## SHORT EXERCISE:
Print the entries below in their entirety, exactly as they are written.

start RECORDS FOR THE EXERCISE

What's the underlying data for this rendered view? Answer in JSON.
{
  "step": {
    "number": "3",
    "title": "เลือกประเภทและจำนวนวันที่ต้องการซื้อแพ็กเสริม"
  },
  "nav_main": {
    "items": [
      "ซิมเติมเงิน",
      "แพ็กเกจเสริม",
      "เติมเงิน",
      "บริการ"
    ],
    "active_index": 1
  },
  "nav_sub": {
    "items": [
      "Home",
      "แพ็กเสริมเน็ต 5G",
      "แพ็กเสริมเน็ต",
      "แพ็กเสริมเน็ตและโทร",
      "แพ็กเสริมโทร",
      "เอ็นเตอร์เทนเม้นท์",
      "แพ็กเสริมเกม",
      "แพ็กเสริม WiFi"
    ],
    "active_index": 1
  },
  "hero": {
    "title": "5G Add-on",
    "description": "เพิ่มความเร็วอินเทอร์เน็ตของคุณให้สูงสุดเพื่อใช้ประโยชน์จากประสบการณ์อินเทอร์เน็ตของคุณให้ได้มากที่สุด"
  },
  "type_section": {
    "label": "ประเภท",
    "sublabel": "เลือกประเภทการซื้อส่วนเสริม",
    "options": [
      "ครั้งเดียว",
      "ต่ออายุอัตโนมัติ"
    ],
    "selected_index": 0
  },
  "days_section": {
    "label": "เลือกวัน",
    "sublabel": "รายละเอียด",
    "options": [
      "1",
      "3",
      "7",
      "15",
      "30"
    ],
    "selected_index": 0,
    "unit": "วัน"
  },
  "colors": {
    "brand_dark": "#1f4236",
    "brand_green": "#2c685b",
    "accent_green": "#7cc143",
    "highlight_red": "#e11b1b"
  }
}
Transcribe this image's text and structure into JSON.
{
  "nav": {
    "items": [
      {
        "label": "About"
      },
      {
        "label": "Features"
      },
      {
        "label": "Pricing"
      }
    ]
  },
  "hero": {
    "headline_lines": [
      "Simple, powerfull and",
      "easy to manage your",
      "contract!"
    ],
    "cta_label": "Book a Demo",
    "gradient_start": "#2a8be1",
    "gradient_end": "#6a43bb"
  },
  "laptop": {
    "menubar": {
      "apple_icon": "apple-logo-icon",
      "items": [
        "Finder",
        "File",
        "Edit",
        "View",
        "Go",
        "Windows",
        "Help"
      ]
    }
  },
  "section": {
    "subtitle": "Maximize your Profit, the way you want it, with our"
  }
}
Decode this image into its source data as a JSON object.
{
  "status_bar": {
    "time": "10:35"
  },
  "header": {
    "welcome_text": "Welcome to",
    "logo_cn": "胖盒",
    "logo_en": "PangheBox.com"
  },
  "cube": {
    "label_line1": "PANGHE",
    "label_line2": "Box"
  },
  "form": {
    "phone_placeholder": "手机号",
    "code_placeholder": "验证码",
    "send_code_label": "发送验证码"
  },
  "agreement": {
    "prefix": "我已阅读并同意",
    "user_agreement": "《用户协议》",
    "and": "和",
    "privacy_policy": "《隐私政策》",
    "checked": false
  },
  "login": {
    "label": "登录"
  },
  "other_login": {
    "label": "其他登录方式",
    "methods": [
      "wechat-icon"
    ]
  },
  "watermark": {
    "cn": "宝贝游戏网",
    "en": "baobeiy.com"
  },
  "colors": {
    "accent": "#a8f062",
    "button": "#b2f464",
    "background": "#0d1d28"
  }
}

end RECORDS FOR THE EXERCISE

## EXERCISE OUTPUT:
What's the underlying data for this rendered view? Answer in JSON.
{
  "step": {
    "number": "3",
    "title": "เลือกประเภทและจำนวนวันที่ต้องการซื้อแพ็กเสริม"
  },
  "nav_main": {
    "items": [
      "ซิมเติมเงิน",
      "แพ็กเกจเสริม",
      "เติมเงิน",
      "บริการ"
    ],
    "active_index": 1
  },
  "nav_sub": {
    "items": [
      "Home",
      "แพ็กเสริมเน็ต 5G",
      "แพ็กเสริมเน็ต",
      "แพ็กเสริมเน็ตและโทร",
      "แพ็กเสริมโทร",
      "เอ็นเตอร์เทนเม้นท์",
      "แพ็กเสริมเกม",
      "แพ็กเสริม WiFi"
    ],
    "active_index": 1
  },
  "hero": {
    "title": "5G Add-on",
    "description": "เพิ่มความเร็วอินเทอร์เน็ตของคุณให้สูงสุดเพื่อใช้ประโยชน์จากประสบการณ์อินเทอร์เน็ตของคุณให้ได้มากที่สุด"
  },
  "type_section": {
    "label": "ประเภท",
    "sublabel": "เลือกประเภทการซื้อส่วนเสริม",
    "options": [
      "ครั้งเดียว",
      "ต่ออายุอัตโนมัติ"
    ],
    "selected_index": 0
  },
  "days_section": {
    "label": "เลือกวัน",
    "sublabel": "รายละเอียด",
    "options": [
      "1",
      "3",
      "7",
      "15",
      "30"
    ],
    "selected_index": 0,
    "unit": "วัน"
  },
  "colors": {
    "brand_dark": "#1f4236",
    "brand_green": "#2c685b",
    "accent_green": "#7cc143",
    "highlight_red": "#e11b1b"
  }
}
Transcribe this image's text and structure into JSON.
{
  "nav": {
    "items": [
      {
        "label": "About"
      },
      {
        "label": "Features"
      },
      {
        "label": "Pricing"
      }
    ]
  },
  "hero": {
    "headline_lines": [
      "Simple, powerfull and",
      "easy to manage your",
      "contract!"
    ],
    "cta_label": "Book a Demo",
    "gradient_start": "#2a8be1",
    "gradient_end": "#6a43bb"
  },
  "laptop": {
    "menubar": {
      "apple_icon": "apple-logo-icon",
      "items": [
        "Finder",
        "File",
        "Edit",
        "View",
        "Go",
        "Windows",
        "Help"
      ]
    }
  },
  "section": {
    "subtitle": "Maximize your Profit, the way you want it, with our"
  }
}
Decode this image into its source data as a JSON object.
{
  "status_bar": {
    "time": "10:35"
  },
  "header": {
    "welcome_text": "Welcome to",
    "logo_cn": "胖盒",
    "logo_en": "PangheBox.com"
  },
  "cube": {
    "label_line1": "PANGHE",
    "label_line2": "Box"
  },
  "form": {
    "phone_placeholder": "手机号",
    "code_placeholder": "验证码",
    "send_code_label": "发送验证码"
  },
  "agreement": {
    "prefix": "我已阅读并同意",
    "user_agreement": "《用户协议》",
    "and": "和",
    "privacy_policy": "《隐私政策》",
    "checked": false
  },
  "login": {
    "label": "登录"
  },
  "other_login": {
    "label": "其他登录方式",
    "methods": [
      "wechat-icon"
    ]
  },
  "watermark": {
    "cn": "宝贝游戏网",
    "en": "baobeiy.com"
  },
  "colors": {
    "accent": "#a8f062",
    "button": "#b2f464",
    "background": "#0d1d28"
  }
}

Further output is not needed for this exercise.